● Given instruction
Write out the listing beneath this instruction in its entirety, exactly as it reads.

● Information provided
________________
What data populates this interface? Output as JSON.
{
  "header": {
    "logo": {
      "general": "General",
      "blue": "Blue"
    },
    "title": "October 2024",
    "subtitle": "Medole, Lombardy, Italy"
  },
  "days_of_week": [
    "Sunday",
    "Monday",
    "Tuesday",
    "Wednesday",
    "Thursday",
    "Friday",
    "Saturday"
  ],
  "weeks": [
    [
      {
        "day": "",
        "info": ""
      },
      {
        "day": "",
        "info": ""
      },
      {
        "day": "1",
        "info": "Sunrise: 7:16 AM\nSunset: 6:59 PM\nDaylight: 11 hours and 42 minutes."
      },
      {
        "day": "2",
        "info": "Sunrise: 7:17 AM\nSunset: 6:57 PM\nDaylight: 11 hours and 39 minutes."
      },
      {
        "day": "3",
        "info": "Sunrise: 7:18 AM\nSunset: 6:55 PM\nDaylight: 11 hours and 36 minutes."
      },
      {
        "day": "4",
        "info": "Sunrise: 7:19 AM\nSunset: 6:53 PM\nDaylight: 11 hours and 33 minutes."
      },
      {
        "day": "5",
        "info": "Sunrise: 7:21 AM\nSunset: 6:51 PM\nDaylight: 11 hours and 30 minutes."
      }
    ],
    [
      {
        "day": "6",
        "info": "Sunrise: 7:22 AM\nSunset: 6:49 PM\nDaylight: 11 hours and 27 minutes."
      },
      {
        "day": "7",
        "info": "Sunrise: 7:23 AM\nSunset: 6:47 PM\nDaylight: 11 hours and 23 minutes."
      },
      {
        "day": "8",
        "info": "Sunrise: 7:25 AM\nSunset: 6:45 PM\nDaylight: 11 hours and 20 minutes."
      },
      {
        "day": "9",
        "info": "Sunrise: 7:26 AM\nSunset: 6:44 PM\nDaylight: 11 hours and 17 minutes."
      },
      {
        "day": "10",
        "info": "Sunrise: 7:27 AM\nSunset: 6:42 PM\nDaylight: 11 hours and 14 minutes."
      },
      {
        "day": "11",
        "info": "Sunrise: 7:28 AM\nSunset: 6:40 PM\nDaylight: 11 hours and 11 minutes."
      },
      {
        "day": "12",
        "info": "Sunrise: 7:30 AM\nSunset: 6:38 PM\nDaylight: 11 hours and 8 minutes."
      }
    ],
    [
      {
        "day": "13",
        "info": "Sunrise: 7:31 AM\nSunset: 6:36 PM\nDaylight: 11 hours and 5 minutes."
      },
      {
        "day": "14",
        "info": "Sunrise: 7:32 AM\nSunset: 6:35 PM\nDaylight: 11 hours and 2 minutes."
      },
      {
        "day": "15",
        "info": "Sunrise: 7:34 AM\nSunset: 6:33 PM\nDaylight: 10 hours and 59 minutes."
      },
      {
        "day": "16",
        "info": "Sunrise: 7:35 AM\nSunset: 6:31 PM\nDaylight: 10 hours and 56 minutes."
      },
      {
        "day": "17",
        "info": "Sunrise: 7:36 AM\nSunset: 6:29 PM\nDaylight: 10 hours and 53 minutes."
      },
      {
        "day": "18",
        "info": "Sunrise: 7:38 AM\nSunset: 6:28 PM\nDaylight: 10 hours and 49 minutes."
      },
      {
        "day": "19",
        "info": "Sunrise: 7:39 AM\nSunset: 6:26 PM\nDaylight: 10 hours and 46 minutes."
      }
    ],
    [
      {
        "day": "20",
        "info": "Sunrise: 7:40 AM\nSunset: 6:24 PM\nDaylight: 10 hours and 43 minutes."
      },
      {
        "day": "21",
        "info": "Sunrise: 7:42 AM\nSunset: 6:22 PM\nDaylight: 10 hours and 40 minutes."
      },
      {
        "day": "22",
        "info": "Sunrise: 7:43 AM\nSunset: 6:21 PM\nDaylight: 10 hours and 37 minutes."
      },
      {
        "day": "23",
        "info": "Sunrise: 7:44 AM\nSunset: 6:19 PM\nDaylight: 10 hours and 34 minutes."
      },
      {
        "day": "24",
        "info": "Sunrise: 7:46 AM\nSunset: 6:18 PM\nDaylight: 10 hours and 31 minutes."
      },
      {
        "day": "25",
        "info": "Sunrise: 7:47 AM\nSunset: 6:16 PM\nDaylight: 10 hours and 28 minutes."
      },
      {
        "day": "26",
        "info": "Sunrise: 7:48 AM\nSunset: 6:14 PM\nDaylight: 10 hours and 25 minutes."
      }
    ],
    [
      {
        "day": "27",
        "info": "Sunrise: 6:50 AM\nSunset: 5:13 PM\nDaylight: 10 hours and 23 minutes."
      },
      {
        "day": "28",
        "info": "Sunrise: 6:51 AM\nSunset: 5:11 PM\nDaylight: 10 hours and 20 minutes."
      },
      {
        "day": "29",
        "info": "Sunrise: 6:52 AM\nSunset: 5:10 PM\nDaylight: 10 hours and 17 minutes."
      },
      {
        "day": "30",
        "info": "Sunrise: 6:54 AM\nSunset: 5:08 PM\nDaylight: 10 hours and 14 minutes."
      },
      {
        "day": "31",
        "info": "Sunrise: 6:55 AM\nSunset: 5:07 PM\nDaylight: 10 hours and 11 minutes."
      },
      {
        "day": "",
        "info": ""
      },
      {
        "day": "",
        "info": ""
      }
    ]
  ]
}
________________
● Final result
What data populates this interface? Output as JSON.
{
  "header": {
    "logo": {
      "general": "General",
      "blue": "Blue"
    },
    "title": "October 2024",
    "subtitle": "Medole, Lombardy, Italy"
  },
  "days_of_week": [
    "Sunday",
    "Monday",
    "Tuesday",
    "Wednesday",
    "Thursday",
    "Friday",
    "Saturday"
  ],
  "weeks": [
    [
      {
        "day": "",
        "info": ""
      },
      {
        "day": "",
        "info": ""
      },
      {
        "day": "1",
        "info": "Sunrise: 7:16 AM\nSunset: 6:59 PM\nDaylight: 11 hours and 42 minutes."
      },
      {
        "day": "2",
        "info": "Sunrise: 7:17 AM\nSunset: 6:57 PM\nDaylight: 11 hours and 39 minutes."
      },
      {
        "day": "3",
        "info": "Sunrise: 7:18 AM\nSunset: 6:55 PM\nDaylight: 11 hours and 36 minutes."
      },
      {
        "day": "4",
        "info": "Sunrise: 7:19 AM\nSunset: 6:53 PM\nDaylight: 11 hours and 33 minutes."
      },
      {
        "day": "5",
        "info": "Sunrise: 7:21 AM\nSunset: 6:51 PM\nDaylight: 11 hours and 30 minutes."
      }
    ],
    [
      {
        "day": "6",
        "info": "Sunrise: 7:22 AM\nSunset: 6:49 PM\nDaylight: 11 hours and 27 minutes."
      },
      {
        "day": "7",
        "info": "Sunrise: 7:23 AM\nSunset: 6:47 PM\nDaylight: 11 hours and 23 minutes."
      },
      {
        "day": "8",
        "info": "Sunrise: 7:25 AM\nSunset: 6:45 PM\nDaylight: 11 hours and 20 minutes."
      },
      {
        "day": "9",
        "info": "Sunrise: 7:26 AM\nSunset: 6:44 PM\nDaylight: 11 hours and 17 minutes."
      },
      {
        "day": "10",
        "info": "Sunrise: 7:27 AM\nSunset: 6:42 PM\nDaylight: 11 hours and 14 minutes."
      },
      {
        "day": "11",
        "info": "Sunrise: 7:28 AM\nSunset: 6:40 PM\nDaylight: 11 hours and 11 minutes."
      },
      {
        "day": "12",
        "info": "Sunrise: 7:30 AM\nSunset: 6:38 PM\nDaylight: 11 hours and 8 minutes."
      }
    ],
    [
      {
        "day": "13",
        "info": "Sunrise: 7:31 AM\nSunset: 6:36 PM\nDaylight: 11 hours and 5 minutes."
      },
      {
        "day": "14",
        "info": "Sunrise: 7:32 AM\nSunset: 6:35 PM\nDaylight: 11 hours and 2 minutes."
      },
      {
        "day": "15",
        "info": "Sunrise: 7:34 AM\nSunset: 6:33 PM\nDaylight: 10 hours and 59 minutes."
      },
      {
        "day": "16",
        "info": "Sunrise: 7:35 AM\nSunset: 6:31 PM\nDaylight: 10 hours and 56 minutes."
      },
      {
        "day": "17",
        "info": "Sunrise: 7:36 AM\nSunset: 6:29 PM\nDaylight: 10 hours and 53 minutes."
      },
      {
        "day": "18",
        "info": "Sunrise: 7:38 AM\nSunset: 6:28 PM\nDaylight: 10 hours and 49 minutes."
      },
      {
        "day": "19",
        "info": "Sunrise: 7:39 AM\nSunset: 6:26 PM\nDaylight: 10 hours and 46 minutes."
      }
    ],
    [
      {
        "day": "20",
        "info": "Sunrise: 7:40 AM\nSunset: 6:24 PM\nDaylight: 10 hours and 43 minutes."
      },
      {
        "day": "21",
        "info": "Sunrise: 7:42 AM\nSunset: 6:22 PM\nDaylight: 10 hours and 40 minutes."
      },
      {
        "day": "22",
        "info": "Sunrise: 7:43 AM\nSunset: 6:21 PM\nDaylight: 10 hours and 37 minutes."
      },
      {
        "day": "23",
        "info": "Sunrise: 7:44 AM\nSunset: 6:19 PM\nDaylight: 10 hours and 34 minutes."
      },
      {
        "day": "24",
        "info": "Sunrise: 7:46 AM\nSunset: 6:18 PM\nDaylight: 10 hours and 31 minutes."
      },
      {
        "day": "25",
        "info": "Sunrise: 7:47 AM\nSunset: 6:16 PM\nDaylight: 10 hours and 28 minutes."
      },
      {
        "day": "26",
        "info": "Sunrise: 7:48 AM\nSunset: 6:14 PM\nDaylight: 10 hours and 25 minutes."
      }
    ],
    [
      {
        "day": "27",
        "info": "Sunrise: 6:50 AM\nSunset: 5:13 PM\nDaylight: 10 hours and 23 minutes."
      },
      {
        "day": "28",
        "info": "Sunrise: 6:51 AM\nSunset: 5:11 PM\nDaylight: 10 hours and 20 minutes."
      },
      {
        "day": "29",
        "info": "Sunrise: 6:52 AM\nSunset: 5:10 PM\nDaylight: 10 hours and 17 minutes."
      },
      {
        "day": "30",
        "info": "Sunrise: 6:54 AM\nSunset: 5:08 PM\nDaylight: 10 hours and 14 minutes."
      },
      {
        "day": "31",
        "info": "Sunrise: 6:55 AM\nSunset: 5:07 PM\nDaylight: 10 hours and 11 minutes."
      },
      {
        "day": "",
        "info": ""
      },
      {
        "day": "",
        "info": ""
      }
    ]
  ]
}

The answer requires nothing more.